Task description ▸
Identify the lines containing the word "name". Copy each one.

┄┄┄┄┄┄┄┄┄┄

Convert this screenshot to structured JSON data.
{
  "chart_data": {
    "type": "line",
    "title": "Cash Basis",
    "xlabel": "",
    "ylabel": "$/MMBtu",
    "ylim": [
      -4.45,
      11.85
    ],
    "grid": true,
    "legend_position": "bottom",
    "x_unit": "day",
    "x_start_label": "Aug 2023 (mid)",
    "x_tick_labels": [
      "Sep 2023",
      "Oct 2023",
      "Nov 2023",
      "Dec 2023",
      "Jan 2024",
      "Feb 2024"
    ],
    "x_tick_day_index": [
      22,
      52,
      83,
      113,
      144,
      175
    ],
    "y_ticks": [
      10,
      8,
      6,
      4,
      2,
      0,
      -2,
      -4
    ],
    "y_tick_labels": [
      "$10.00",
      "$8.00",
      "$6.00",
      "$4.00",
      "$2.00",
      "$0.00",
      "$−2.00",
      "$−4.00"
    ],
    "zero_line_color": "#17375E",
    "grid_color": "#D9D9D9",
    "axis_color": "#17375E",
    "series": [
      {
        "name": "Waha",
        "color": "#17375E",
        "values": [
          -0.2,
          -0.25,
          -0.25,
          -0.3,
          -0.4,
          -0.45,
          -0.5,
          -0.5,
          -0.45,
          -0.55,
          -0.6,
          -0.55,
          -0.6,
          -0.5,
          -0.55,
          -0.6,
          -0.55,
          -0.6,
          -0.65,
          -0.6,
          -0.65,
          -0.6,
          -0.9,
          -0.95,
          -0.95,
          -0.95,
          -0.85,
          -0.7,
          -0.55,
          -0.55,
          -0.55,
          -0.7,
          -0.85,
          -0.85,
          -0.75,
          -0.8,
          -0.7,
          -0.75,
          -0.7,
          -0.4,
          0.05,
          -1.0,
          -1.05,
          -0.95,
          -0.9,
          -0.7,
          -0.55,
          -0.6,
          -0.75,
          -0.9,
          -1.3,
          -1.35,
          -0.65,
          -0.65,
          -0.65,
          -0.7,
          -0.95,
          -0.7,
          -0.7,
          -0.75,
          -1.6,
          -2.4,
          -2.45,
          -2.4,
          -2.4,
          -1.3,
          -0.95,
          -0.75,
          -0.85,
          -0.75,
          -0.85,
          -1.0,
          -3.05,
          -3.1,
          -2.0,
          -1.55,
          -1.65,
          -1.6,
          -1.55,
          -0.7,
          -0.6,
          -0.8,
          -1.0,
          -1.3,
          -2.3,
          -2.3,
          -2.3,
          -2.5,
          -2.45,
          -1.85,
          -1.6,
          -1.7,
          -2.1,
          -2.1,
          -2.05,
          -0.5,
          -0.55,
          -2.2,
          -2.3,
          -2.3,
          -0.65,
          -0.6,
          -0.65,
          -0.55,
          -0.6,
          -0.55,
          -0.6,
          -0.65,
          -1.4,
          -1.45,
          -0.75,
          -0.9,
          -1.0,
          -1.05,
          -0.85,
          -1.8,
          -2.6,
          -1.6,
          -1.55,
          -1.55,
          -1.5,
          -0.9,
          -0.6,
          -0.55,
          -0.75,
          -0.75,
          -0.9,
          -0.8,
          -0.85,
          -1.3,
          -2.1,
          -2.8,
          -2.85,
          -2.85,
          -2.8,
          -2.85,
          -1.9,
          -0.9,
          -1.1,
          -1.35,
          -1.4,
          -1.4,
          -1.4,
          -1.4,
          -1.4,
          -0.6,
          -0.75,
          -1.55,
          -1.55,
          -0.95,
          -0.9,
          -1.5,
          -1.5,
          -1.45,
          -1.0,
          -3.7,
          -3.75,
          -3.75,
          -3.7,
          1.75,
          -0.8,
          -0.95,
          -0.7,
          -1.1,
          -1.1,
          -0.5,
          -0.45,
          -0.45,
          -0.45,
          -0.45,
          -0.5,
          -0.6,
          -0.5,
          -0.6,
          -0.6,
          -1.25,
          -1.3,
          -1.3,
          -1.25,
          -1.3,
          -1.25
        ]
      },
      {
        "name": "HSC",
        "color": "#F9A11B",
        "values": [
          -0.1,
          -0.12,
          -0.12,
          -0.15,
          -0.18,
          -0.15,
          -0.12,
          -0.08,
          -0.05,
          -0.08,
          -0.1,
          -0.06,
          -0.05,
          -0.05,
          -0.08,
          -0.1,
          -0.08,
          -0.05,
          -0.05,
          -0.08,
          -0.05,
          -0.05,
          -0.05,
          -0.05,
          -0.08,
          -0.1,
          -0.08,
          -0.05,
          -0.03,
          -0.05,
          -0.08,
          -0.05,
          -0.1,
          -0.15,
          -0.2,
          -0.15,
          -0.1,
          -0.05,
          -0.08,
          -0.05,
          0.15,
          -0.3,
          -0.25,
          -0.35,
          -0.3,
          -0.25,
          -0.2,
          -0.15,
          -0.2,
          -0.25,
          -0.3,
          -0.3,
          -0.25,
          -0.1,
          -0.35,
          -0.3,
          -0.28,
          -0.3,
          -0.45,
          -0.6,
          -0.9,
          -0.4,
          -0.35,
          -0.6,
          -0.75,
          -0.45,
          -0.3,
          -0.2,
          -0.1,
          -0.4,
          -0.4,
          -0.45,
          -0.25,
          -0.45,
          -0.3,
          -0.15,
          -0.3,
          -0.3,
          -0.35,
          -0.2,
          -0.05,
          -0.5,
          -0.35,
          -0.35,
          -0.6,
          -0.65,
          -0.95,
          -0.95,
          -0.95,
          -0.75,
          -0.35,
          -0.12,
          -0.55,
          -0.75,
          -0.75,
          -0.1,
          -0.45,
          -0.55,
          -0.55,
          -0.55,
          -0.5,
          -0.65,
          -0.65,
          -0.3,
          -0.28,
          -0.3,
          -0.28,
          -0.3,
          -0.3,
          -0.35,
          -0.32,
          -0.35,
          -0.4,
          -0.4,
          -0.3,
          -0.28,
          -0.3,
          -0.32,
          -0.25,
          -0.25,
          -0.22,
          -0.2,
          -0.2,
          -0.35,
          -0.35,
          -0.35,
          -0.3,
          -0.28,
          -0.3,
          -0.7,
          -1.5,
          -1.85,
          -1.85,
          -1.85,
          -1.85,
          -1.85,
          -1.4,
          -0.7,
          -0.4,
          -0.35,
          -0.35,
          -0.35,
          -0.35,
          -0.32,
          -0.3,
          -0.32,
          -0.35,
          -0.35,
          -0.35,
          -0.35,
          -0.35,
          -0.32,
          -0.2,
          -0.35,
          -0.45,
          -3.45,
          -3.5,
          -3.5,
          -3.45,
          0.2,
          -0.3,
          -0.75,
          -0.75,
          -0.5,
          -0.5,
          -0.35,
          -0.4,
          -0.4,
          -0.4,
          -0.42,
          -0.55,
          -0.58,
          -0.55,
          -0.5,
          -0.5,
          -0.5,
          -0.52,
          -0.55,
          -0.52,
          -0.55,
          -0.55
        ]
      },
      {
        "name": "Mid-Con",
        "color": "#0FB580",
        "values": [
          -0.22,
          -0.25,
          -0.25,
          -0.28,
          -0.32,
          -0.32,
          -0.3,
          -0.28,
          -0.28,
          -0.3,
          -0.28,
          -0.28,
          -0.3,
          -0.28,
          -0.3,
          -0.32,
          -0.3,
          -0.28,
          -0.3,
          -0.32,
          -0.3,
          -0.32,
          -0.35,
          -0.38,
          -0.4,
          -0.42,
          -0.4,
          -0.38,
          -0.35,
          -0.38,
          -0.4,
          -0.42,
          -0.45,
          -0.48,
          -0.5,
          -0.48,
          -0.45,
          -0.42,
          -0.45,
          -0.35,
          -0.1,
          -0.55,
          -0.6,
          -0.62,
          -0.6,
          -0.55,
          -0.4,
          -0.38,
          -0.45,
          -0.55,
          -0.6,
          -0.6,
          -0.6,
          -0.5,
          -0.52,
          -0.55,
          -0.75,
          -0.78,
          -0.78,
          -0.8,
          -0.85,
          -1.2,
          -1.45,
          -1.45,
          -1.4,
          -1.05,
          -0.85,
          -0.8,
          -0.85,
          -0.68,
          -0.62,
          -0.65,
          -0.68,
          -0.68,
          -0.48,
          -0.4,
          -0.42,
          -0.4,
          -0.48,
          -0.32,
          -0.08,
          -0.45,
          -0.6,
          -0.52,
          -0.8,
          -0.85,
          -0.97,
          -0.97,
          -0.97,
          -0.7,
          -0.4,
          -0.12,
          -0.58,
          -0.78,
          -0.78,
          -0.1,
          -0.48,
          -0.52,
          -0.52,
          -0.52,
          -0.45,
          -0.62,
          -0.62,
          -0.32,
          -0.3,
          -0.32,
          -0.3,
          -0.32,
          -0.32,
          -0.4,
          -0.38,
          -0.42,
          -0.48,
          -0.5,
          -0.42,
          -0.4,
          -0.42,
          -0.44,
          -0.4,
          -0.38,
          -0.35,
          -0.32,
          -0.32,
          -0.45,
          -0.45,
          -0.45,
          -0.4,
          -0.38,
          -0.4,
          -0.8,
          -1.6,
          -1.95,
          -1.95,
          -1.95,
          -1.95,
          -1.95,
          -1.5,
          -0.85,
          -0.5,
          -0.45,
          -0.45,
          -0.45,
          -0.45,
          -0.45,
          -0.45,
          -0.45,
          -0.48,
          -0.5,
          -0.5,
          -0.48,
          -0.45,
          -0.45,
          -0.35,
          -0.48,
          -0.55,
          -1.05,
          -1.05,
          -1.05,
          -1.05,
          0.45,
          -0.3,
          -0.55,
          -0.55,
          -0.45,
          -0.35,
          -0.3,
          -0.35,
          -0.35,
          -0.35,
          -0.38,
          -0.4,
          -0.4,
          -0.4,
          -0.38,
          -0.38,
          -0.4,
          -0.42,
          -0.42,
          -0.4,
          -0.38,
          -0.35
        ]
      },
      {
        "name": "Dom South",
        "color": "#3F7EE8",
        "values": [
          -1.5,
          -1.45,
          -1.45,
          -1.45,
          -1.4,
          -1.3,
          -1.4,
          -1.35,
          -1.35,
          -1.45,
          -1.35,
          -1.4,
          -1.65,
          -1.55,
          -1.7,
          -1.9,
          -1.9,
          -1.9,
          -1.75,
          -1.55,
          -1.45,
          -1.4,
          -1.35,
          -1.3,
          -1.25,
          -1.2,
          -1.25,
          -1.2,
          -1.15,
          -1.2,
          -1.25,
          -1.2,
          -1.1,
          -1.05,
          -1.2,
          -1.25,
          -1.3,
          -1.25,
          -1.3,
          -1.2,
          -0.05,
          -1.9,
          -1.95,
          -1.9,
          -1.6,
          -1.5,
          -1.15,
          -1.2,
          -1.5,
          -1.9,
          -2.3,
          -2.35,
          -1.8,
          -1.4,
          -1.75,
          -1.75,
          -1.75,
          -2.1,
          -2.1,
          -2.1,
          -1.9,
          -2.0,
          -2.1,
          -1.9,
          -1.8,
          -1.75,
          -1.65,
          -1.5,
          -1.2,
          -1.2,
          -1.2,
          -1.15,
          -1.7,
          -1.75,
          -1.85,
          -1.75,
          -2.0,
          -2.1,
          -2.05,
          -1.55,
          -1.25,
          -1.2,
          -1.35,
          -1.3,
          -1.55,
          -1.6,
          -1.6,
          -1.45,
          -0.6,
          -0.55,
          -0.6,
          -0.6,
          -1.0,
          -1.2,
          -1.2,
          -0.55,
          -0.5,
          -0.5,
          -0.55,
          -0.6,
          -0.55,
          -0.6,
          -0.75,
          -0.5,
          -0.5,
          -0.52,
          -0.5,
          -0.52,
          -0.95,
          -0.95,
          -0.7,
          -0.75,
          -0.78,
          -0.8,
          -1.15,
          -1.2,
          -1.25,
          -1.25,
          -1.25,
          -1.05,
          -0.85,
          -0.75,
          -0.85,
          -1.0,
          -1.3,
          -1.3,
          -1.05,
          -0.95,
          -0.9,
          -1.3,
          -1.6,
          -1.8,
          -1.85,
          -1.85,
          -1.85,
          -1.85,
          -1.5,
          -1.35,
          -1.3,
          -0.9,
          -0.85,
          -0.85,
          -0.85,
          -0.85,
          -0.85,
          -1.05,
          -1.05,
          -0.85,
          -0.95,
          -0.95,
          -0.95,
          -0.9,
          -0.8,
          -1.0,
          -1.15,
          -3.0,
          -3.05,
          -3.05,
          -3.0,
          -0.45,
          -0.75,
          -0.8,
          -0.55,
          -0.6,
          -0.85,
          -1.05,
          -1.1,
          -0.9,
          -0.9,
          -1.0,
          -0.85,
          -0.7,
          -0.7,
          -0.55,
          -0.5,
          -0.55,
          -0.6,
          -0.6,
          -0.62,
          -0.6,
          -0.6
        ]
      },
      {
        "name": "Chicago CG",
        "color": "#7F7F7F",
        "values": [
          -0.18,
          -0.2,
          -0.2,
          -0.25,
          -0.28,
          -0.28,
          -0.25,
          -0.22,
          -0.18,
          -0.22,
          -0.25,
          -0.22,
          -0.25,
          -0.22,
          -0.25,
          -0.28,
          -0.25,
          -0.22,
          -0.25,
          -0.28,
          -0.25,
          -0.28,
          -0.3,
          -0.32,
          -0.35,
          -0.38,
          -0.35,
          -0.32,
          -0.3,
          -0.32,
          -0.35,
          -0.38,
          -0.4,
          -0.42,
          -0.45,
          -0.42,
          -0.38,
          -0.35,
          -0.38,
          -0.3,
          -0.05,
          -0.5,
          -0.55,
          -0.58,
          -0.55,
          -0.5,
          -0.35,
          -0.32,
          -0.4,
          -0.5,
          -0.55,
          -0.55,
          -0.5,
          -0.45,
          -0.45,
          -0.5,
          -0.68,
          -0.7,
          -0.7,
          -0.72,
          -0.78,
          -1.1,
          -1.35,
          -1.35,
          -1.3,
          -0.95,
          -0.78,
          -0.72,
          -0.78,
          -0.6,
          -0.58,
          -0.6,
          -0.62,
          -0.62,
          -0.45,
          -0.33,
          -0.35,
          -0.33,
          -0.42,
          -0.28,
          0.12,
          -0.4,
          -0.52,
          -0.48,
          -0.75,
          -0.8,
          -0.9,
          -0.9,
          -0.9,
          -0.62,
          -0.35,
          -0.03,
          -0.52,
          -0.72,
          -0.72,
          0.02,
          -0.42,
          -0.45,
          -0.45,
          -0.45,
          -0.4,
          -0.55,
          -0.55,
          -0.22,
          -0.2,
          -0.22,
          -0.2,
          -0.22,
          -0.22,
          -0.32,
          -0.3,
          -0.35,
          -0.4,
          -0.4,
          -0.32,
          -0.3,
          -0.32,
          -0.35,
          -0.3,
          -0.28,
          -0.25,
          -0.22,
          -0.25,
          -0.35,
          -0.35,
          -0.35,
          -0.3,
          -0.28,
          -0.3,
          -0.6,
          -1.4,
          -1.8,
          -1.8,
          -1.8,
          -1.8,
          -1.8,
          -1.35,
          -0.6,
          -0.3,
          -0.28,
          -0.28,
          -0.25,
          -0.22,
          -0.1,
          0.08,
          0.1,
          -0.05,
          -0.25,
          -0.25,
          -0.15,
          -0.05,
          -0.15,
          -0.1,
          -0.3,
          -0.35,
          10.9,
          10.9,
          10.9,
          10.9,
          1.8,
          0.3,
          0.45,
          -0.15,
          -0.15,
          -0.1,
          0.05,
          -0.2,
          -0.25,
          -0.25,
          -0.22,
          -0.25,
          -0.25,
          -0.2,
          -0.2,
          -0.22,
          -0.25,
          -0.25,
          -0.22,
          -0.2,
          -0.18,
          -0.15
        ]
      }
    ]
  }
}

┄┄┄┄┄┄┄┄┄┄

Result of this exercise ▸
        "name": "Waha",
        "name": "HSC",
        "name": "Mid-Con",
        "name": "Dom South",
        "name": "Chicago CG",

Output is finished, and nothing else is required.